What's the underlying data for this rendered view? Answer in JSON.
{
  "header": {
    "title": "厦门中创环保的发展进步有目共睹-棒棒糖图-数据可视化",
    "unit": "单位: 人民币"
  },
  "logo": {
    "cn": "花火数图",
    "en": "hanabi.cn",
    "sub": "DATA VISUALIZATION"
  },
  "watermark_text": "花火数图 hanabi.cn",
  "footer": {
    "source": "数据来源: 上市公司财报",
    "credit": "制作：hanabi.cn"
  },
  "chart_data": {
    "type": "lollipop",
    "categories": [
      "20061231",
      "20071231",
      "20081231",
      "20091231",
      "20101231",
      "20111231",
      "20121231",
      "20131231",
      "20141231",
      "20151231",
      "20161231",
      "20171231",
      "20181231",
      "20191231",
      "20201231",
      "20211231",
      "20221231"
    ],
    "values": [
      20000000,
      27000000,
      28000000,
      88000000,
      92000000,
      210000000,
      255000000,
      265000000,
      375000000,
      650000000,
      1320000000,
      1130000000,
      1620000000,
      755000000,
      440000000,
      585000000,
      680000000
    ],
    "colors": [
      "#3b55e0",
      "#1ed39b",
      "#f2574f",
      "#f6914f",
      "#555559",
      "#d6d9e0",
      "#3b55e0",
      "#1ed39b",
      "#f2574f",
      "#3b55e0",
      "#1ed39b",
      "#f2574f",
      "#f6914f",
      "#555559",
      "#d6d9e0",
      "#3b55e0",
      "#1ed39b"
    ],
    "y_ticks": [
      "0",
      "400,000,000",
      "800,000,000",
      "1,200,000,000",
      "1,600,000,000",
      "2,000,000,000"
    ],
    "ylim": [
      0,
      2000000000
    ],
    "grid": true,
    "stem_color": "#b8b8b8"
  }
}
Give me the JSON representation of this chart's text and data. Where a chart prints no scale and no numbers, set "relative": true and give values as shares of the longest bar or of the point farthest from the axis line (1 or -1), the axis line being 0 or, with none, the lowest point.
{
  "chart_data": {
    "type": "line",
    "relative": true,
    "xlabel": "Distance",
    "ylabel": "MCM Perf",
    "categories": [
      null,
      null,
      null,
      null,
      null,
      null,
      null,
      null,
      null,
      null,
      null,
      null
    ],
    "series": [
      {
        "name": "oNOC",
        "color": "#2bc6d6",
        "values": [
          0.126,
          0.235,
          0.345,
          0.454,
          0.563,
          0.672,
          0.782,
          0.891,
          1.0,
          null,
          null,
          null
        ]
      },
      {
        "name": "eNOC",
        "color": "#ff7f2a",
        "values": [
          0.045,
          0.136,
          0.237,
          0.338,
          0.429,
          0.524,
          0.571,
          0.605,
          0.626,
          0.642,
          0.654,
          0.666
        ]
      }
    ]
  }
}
···
Set down the listing above in full, please, exactly as it appears.

What's the underlying data for this rendered view? Answer in JSON.
{
  "header": {
    "title": "厦门中创环保的发展进步有目共睹-棒棒糖图-数据可视化",
    "unit": "单位: 人民币"
  },
  "logo": {
    "cn": "花火数图",
    "en": "hanabi.cn",
    "sub": "DATA VISUALIZATION"
  },
  "watermark_text": "花火数图 hanabi.cn",
  "footer": {
    "source": "数据来源: 上市公司财报",
    "credit": "制作：hanabi.cn"
  },
  "chart_data": {
    "type": "lollipop",
    "categories": [
      "20061231",
      "20071231",
      "20081231",
      "20091231",
      "20101231",
      "20111231",
      "20121231",
      "20131231",
      "20141231",
      "20151231",
      "20161231",
      "20171231",
      "20181231",
      "20191231",
      "20201231",
      "20211231",
      "20221231"
    ],
    "values": [
      20000000,
      27000000,
      28000000,
      88000000,
      92000000,
      210000000,
      255000000,
      265000000,
      375000000,
      650000000,
      1320000000,
      1130000000,
      1620000000,
      755000000,
      440000000,
      585000000,
      680000000
    ],
    "colors": [
      "#3b55e0",
      "#1ed39b",
      "#f2574f",
      "#f6914f",
      "#555559",
      "#d6d9e0",
      "#3b55e0",
      "#1ed39b",
      "#f2574f",
      "#3b55e0",
      "#1ed39b",
      "#f2574f",
      "#f6914f",
      "#555559",
      "#d6d9e0",
      "#3b55e0",
      "#1ed39b"
    ],
    "y_ticks": [
      "0",
      "400,000,000",
      "800,000,000",
      "1,200,000,000",
      "1,600,000,000",
      "2,000,000,000"
    ],
    "ylim": [
      0,
      2000000000
    ],
    "grid": true,
    "stem_color": "#b8b8b8"
  }
}
Give me the JSON representation of this chart's text and data. Where a chart prints no scale and no numbers, set "relative": true and give values as shares of the longest bar or of the point farthest from the axis line (1 or -1), the axis line being 0 or, with none, the lowest point.
{
  "chart_data": {
    "type": "line",
    "relative": true,
    "xlabel": "Distance",
    "ylabel": "MCM Perf",
    "categories": [
      null,
      null,
      null,
      null,
      null,
      null,
      null,
      null,
      null,
      null,
      null,
      null
    ],
    "series": [
      {
        "name": "oNOC",
        "color": "#2bc6d6",
        "values": [
          0.126,
          0.235,
          0.345,
          0.454,
          0.563,
          0.672,
          0.782,
          0.891,
          1.0,
          null,
          null,
          null
        ]
      },
      {
        "name": "eNOC",
        "color": "#ff7f2a",
        "values": [
          0.045,
          0.136,
          0.237,
          0.338,
          0.429,
          0.524,
          0.571,
          0.605,
          0.626,
          0.642,
          0.654,
          0.666
        ]
      }
    ]
  }
}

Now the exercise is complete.